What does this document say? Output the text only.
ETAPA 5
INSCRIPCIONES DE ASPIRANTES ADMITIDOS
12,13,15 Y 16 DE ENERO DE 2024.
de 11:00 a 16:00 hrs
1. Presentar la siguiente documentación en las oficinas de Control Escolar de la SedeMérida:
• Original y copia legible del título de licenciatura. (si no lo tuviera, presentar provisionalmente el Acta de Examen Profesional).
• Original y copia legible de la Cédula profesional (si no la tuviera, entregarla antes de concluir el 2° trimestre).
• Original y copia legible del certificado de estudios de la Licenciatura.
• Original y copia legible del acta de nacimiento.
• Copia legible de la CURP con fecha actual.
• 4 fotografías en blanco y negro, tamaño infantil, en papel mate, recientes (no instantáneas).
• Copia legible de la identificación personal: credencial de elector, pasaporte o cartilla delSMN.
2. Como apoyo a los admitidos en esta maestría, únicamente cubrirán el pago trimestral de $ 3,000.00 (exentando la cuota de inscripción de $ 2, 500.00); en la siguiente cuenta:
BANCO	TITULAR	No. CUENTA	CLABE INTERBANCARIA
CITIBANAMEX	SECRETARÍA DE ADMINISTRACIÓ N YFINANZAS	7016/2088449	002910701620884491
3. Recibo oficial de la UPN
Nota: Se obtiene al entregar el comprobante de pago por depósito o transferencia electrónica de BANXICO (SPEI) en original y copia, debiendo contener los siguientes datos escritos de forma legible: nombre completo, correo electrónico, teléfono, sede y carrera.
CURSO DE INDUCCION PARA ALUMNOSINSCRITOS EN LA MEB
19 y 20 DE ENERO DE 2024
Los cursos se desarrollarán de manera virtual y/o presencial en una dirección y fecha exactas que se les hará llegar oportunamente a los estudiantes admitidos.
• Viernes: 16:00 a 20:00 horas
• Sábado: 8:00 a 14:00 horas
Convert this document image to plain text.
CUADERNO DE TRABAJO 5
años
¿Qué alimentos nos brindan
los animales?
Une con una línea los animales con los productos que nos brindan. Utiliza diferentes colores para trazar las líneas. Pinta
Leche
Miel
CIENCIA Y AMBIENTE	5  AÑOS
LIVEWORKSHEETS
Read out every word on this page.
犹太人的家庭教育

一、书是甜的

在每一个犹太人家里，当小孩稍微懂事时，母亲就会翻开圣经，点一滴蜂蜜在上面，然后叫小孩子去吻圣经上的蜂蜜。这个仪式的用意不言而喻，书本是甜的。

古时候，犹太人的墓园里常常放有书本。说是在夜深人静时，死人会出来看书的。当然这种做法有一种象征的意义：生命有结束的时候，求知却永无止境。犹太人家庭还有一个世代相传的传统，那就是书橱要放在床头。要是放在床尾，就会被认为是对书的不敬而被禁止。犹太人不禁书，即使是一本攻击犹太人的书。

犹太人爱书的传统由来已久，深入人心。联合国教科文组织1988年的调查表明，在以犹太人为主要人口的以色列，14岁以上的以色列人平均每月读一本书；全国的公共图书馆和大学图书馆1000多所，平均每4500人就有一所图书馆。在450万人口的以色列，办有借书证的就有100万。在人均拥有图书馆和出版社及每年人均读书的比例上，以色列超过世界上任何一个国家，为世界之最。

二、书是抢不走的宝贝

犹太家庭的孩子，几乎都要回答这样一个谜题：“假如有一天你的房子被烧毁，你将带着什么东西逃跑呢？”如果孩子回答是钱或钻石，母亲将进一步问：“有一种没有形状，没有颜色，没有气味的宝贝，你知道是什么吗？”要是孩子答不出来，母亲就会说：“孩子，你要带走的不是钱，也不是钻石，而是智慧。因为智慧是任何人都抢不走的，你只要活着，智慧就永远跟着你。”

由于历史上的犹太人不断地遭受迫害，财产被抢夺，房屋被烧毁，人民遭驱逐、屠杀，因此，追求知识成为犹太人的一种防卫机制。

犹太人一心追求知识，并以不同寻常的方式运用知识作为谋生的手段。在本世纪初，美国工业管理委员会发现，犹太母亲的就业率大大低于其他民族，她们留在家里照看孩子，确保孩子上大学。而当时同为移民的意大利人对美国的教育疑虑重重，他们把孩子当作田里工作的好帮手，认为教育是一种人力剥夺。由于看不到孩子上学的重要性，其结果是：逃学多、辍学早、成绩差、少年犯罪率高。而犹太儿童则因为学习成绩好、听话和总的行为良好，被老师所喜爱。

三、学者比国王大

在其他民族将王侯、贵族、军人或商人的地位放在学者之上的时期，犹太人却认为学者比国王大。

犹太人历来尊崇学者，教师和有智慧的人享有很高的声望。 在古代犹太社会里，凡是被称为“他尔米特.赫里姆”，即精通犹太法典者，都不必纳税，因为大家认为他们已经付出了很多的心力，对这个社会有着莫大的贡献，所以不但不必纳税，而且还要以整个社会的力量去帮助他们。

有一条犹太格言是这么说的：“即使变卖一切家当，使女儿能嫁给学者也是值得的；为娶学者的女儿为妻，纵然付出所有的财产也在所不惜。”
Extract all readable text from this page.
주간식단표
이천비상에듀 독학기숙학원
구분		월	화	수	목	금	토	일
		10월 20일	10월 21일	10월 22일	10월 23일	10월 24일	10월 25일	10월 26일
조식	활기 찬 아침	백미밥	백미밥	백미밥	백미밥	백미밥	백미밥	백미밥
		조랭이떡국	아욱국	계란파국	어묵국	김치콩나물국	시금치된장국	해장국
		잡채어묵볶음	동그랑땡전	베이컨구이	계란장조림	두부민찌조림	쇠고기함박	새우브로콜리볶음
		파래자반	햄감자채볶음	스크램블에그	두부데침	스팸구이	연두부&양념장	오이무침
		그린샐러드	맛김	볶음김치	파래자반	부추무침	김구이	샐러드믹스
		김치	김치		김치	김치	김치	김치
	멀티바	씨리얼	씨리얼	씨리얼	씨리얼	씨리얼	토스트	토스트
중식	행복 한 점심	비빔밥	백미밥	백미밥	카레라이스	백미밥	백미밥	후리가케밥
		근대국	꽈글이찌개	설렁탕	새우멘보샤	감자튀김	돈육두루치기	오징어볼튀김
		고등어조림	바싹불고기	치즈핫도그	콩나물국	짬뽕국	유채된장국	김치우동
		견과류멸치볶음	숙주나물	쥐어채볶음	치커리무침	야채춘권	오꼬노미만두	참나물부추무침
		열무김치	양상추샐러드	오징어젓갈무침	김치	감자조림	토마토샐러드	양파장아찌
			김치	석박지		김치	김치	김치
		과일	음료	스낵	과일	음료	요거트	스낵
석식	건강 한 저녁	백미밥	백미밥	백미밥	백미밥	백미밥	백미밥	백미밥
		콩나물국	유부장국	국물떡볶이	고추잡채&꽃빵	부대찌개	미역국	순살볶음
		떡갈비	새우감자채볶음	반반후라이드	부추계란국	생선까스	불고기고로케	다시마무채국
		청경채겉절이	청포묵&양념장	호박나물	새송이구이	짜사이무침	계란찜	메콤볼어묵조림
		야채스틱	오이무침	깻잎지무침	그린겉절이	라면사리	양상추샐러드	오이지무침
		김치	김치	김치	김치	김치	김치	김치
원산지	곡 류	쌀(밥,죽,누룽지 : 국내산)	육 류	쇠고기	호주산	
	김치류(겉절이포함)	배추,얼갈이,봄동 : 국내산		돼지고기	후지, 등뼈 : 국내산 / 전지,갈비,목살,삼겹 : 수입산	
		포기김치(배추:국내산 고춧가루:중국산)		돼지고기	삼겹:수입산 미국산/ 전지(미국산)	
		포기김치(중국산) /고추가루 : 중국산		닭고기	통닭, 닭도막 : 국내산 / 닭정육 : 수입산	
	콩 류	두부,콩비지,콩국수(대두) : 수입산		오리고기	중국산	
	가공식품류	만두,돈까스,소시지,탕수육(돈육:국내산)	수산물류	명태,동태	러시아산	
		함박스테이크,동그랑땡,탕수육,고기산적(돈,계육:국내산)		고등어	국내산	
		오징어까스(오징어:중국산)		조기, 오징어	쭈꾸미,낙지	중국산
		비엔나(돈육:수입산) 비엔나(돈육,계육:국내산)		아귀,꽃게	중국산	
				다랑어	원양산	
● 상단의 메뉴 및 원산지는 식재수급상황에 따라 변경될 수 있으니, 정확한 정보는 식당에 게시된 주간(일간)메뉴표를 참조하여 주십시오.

■ ■ ■

What to do: Copy out each line of the listing that holds "tuviera".

Solution to the problem:
• Original y copia legible del título de licenciatura. (si no lo tuviera, presentar provisionalmente el Acta de Examen Profesional).
• Original y copia legible de la Cédula profesional (si no la tuviera, entregarla antes de concluir el 2° trimestre).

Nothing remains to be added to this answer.